§ EXERCISE GOAL:
Locate every line in the material below that has the word "ποσότητα". Copy each of those lines.

TASK INPUT start

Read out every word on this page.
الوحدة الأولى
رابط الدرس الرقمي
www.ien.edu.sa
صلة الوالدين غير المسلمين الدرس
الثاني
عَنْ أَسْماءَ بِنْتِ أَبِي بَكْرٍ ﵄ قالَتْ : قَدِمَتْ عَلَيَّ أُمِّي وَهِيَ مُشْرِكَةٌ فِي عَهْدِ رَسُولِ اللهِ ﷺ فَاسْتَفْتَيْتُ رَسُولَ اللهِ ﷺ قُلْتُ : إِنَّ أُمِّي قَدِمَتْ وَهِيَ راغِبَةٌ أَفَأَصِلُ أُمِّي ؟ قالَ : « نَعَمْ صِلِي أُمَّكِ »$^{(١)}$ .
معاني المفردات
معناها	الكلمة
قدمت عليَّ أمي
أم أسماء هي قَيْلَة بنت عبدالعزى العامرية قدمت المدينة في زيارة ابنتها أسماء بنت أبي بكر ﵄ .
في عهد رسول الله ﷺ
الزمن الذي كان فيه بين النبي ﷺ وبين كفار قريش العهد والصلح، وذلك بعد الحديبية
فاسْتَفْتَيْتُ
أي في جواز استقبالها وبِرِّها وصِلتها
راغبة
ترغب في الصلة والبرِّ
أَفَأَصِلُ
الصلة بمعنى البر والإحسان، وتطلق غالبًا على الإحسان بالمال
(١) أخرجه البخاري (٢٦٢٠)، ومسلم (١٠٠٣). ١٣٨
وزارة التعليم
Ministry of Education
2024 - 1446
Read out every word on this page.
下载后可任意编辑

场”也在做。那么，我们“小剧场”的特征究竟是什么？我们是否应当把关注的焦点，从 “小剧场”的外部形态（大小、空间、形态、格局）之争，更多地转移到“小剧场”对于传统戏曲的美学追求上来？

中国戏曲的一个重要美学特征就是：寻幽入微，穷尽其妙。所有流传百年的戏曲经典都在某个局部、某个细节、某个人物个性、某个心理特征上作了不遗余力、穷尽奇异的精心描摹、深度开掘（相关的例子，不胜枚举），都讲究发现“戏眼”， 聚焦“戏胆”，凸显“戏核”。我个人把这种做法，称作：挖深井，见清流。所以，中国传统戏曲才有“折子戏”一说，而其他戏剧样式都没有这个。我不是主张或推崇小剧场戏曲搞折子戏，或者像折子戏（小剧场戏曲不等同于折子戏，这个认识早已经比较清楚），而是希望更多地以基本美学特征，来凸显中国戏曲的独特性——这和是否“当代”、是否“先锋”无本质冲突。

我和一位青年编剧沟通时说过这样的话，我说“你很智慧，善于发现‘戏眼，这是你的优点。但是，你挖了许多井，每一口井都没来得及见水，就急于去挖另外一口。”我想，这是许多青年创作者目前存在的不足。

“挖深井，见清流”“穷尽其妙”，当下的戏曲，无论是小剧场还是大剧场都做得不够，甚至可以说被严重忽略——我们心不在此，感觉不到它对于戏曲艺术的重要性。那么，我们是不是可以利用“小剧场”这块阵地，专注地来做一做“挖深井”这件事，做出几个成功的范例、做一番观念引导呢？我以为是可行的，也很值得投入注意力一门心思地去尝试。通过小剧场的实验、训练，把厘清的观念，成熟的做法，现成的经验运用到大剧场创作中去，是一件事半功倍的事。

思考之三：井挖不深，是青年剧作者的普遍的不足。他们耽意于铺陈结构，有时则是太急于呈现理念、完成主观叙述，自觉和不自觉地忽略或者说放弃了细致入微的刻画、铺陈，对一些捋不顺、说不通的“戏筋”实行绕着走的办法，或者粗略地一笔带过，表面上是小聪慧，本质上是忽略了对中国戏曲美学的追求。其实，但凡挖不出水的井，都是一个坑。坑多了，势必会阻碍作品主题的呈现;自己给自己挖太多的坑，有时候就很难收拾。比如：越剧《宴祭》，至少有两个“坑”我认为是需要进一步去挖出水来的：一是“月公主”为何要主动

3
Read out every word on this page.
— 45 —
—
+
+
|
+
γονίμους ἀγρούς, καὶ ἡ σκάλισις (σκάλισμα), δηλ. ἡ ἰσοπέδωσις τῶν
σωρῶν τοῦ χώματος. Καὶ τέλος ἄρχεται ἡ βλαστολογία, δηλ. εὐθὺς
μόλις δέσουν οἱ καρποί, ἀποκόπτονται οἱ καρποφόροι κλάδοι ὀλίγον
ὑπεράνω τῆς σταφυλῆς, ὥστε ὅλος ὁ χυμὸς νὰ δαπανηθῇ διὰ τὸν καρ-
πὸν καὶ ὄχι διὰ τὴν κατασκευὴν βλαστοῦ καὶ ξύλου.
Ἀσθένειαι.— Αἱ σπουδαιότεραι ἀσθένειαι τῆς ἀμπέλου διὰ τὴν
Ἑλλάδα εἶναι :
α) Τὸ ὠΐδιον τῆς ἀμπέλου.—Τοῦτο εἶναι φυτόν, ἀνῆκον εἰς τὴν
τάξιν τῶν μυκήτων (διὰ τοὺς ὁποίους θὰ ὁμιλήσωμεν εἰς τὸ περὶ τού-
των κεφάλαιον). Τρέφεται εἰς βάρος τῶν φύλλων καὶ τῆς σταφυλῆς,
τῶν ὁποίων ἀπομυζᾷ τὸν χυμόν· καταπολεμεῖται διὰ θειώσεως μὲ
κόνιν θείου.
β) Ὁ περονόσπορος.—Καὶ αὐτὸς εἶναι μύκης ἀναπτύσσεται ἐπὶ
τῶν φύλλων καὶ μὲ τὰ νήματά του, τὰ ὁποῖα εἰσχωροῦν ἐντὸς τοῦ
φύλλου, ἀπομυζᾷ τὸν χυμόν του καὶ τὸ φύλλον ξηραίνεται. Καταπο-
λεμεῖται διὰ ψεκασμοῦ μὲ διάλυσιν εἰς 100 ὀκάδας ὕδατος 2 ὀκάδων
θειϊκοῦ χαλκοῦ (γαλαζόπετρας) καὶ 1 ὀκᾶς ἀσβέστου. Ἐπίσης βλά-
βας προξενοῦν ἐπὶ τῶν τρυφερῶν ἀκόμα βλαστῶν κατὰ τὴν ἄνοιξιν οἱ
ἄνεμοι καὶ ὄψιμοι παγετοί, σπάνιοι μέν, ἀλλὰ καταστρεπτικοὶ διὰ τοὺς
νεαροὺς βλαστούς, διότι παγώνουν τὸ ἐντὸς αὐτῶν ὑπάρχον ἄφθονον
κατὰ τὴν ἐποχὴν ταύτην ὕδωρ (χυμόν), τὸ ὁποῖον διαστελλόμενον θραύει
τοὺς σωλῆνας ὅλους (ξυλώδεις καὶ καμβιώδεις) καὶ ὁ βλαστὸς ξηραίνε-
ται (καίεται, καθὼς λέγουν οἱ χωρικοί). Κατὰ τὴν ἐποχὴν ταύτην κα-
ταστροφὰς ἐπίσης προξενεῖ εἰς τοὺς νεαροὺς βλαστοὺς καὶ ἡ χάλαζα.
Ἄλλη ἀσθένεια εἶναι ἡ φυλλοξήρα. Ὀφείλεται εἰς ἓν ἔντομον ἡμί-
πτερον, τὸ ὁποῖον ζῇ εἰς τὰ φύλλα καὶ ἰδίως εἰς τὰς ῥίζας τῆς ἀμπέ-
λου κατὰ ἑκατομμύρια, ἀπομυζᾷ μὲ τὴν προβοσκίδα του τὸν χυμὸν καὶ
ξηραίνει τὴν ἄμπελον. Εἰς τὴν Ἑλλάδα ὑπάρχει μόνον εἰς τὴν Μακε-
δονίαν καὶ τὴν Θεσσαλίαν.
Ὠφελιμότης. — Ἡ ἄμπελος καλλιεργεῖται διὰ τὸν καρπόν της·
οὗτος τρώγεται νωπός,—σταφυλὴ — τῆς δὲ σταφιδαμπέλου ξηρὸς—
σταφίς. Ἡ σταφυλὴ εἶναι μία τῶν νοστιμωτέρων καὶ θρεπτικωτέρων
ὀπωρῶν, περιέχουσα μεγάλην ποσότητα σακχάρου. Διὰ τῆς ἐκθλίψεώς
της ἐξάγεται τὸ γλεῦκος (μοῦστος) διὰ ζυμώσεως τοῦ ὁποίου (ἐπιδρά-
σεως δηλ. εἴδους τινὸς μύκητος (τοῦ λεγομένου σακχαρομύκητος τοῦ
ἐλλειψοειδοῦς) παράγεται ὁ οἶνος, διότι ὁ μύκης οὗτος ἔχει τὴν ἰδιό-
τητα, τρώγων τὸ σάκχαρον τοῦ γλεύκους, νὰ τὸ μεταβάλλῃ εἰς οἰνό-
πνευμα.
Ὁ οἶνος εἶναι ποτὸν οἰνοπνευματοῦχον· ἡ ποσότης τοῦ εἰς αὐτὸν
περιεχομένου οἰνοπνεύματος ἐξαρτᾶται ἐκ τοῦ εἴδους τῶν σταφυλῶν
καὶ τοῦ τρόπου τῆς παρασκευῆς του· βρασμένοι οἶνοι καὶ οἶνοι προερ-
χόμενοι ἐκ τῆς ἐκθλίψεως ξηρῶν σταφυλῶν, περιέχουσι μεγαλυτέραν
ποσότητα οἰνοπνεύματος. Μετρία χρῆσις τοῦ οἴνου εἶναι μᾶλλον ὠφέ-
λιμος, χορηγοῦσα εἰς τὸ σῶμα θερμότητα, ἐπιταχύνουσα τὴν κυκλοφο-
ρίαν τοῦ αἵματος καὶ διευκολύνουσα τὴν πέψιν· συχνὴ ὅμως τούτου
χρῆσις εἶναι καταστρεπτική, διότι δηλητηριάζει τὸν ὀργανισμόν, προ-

TASK INPUT end

§ RESPONSE BELOW:
ὀπωρῶν, περιέχουσα μεγάλην ποσότητα σακχάρου. Διὰ τῆς ἐκθλίψεώς
ποσότητα οἰνοπνεύματος. Μετρία χρῆσις τοῦ οἴνου εἶναι μᾶλλον ὠφέ-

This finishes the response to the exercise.